#### [Exercise goal]
In the listing below, count the lines containing the string "marker" and state only the number.
+++
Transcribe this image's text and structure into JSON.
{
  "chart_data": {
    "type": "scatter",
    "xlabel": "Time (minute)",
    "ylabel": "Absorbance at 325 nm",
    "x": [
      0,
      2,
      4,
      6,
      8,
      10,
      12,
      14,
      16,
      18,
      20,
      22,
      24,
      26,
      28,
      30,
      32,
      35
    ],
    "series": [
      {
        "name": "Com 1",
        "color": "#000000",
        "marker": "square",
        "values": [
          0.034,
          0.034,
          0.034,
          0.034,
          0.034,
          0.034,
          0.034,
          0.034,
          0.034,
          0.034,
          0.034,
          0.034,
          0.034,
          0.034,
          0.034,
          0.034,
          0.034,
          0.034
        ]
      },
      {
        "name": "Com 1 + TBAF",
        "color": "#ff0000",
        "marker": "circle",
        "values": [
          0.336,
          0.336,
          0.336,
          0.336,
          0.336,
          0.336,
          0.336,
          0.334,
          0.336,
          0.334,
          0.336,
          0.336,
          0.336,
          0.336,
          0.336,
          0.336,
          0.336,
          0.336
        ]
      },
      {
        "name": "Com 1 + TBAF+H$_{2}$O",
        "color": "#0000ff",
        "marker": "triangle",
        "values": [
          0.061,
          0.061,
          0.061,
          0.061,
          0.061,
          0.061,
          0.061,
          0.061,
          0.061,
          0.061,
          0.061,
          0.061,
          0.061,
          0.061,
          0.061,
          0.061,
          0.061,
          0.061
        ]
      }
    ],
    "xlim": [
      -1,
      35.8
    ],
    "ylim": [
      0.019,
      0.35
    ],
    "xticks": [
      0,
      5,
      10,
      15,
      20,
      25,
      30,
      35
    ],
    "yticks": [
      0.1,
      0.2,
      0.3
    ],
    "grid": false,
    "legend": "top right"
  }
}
+++
#### [Result of this task]
3